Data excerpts
>> Begin

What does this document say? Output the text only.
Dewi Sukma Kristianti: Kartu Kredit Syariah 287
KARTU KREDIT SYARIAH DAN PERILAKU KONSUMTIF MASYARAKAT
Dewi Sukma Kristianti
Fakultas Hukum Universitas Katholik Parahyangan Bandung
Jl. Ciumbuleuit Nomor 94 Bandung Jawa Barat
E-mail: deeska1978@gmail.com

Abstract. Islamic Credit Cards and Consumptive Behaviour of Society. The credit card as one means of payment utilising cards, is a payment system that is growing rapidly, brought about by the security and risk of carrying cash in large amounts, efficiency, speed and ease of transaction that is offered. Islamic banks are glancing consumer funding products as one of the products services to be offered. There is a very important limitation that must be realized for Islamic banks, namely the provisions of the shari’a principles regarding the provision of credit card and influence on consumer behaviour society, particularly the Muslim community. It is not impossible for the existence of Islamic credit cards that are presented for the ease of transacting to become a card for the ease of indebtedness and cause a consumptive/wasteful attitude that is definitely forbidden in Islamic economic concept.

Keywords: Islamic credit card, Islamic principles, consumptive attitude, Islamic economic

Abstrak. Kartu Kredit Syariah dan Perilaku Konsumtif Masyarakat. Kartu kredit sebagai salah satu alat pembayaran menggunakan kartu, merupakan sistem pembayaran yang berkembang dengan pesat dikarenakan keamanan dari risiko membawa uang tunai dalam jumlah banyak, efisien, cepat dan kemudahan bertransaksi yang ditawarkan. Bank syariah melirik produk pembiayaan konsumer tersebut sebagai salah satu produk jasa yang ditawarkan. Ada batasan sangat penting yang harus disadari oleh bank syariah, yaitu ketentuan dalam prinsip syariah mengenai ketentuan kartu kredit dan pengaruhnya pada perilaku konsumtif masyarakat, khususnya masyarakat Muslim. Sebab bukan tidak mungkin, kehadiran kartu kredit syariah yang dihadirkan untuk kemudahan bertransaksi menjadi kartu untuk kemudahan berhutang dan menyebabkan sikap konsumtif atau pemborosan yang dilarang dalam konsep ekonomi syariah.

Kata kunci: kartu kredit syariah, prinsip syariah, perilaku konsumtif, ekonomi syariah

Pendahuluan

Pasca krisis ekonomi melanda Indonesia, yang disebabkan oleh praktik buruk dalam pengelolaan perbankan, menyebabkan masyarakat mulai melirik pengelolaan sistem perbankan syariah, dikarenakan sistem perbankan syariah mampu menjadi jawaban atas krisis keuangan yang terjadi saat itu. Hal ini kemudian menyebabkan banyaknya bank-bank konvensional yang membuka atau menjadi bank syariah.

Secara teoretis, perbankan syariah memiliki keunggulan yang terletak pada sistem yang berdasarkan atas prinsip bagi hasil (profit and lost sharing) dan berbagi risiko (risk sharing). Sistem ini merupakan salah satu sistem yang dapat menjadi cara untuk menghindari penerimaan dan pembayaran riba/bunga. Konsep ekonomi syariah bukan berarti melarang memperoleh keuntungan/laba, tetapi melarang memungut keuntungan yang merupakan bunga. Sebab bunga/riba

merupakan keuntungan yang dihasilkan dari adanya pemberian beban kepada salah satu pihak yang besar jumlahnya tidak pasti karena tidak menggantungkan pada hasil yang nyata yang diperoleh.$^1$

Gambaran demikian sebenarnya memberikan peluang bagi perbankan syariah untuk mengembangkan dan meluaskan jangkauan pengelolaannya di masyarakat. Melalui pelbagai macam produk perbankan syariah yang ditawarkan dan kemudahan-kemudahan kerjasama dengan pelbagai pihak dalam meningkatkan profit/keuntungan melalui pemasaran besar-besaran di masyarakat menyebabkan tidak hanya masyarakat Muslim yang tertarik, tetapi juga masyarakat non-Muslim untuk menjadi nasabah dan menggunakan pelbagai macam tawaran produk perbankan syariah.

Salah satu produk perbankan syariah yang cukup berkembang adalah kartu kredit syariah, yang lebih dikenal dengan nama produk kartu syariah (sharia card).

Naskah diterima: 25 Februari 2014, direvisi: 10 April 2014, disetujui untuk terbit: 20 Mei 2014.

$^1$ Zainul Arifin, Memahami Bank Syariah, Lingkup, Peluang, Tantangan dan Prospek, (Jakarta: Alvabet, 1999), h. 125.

>> End

What you have to do:
Type out the full listing again, exactly as given.

Task result:
What does this document say? Output the text only.
Dewi Sukma Kristianti: Kartu Kredit Syariah 287
KARTU KREDIT SYARIAH DAN PERILAKU KONSUMTIF MASYARAKAT
Dewi Sukma Kristianti
Fakultas Hukum Universitas Katholik Parahyangan Bandung
Jl. Ciumbuleuit Nomor 94 Bandung Jawa Barat
E-mail: deeska1978@gmail.com

Abstract. Islamic Credit Cards and Consumptive Behaviour of Society. The credit card as one means of payment utilising cards, is a payment system that is growing rapidly, brought about by the security and risk of carrying cash in large amounts, efficiency, speed and ease of transaction that is offered. Islamic banks are glancing consumer funding products as one of the products services to be offered. There is a very important limitation that must be realized for Islamic banks, namely the provisions of the shari’a principles regarding the provision of credit card and influence on consumer behaviour society, particularly the Muslim community. It is not impossible for the existence of Islamic credit cards that are presented for the ease of transacting to become a card for the ease of indebtedness and cause a consumptive/wasteful attitude that is definitely forbidden in Islamic economic concept.

Keywords: Islamic credit card, Islamic principles, consumptive attitude, Islamic economic

Abstrak. Kartu Kredit Syariah dan Perilaku Konsumtif Masyarakat. Kartu kredit sebagai salah satu alat pembayaran menggunakan kartu, merupakan sistem pembayaran yang berkembang dengan pesat dikarenakan keamanan dari risiko membawa uang tunai dalam jumlah banyak, efisien, cepat dan kemudahan bertransaksi yang ditawarkan. Bank syariah melirik produk pembiayaan konsumer tersebut sebagai salah satu produk jasa yang ditawarkan. Ada batasan sangat penting yang harus disadari oleh bank syariah, yaitu ketentuan dalam prinsip syariah mengenai ketentuan kartu kredit dan pengaruhnya pada perilaku konsumtif masyarakat, khususnya masyarakat Muslim. Sebab bukan tidak mungkin, kehadiran kartu kredit syariah yang dihadirkan untuk kemudahan bertransaksi menjadi kartu untuk kemudahan berhutang dan menyebabkan sikap konsumtif atau pemborosan yang dilarang dalam konsep ekonomi syariah.

Kata kunci: kartu kredit syariah, prinsip syariah, perilaku konsumtif, ekonomi syariah

Pendahuluan

Pasca krisis ekonomi melanda Indonesia, yang disebabkan oleh praktik buruk dalam pengelolaan perbankan, menyebabkan masyarakat mulai melirik pengelolaan sistem perbankan syariah, dikarenakan sistem perbankan syariah mampu menjadi jawaban atas krisis keuangan yang terjadi saat itu. Hal ini kemudian menyebabkan banyaknya bank-bank konvensional yang membuka atau menjadi bank syariah.

Secara teoretis, perbankan syariah memiliki keunggulan yang terletak pada sistem yang berdasarkan atas prinsip bagi hasil (profit and lost sharing) dan berbagi risiko (risk sharing). Sistem ini merupakan salah satu sistem yang dapat menjadi cara untuk menghindari penerimaan dan pembayaran riba/bunga. Konsep ekonomi syariah bukan berarti melarang memperoleh keuntungan/laba, tetapi melarang memungut keuntungan yang merupakan bunga. Sebab bunga/riba

merupakan keuntungan yang dihasilkan dari adanya pemberian beban kepada salah satu pihak yang besar jumlahnya tidak pasti karena tidak menggantungkan pada hasil yang nyata yang diperoleh.$^1$

Gambaran demikian sebenarnya memberikan peluang bagi perbankan syariah untuk mengembangkan dan meluaskan jangkauan pengelolaannya di masyarakat. Melalui pelbagai macam produk perbankan syariah yang ditawarkan dan kemudahan-kemudahan kerjasama dengan pelbagai pihak dalam meningkatkan profit/keuntungan melalui pemasaran besar-besaran di masyarakat menyebabkan tidak hanya masyarakat Muslim yang tertarik, tetapi juga masyarakat non-Muslim untuk menjadi nasabah dan menggunakan pelbagai macam tawaran produk perbankan syariah.

Salah satu produk perbankan syariah yang cukup berkembang adalah kartu kredit syariah, yang lebih dikenal dengan nama produk kartu syariah (sharia card).

Naskah diterima: 25 Februari 2014, direvisi: 10 April 2014, disetujui untuk terbit: 20 Mei 2014.

$^1$ Zainul Arifin, Memahami Bank Syariah, Lingkup, Peluang, Tantangan dan Prospek, (Jakarta: Alvabet, 1999), h. 125.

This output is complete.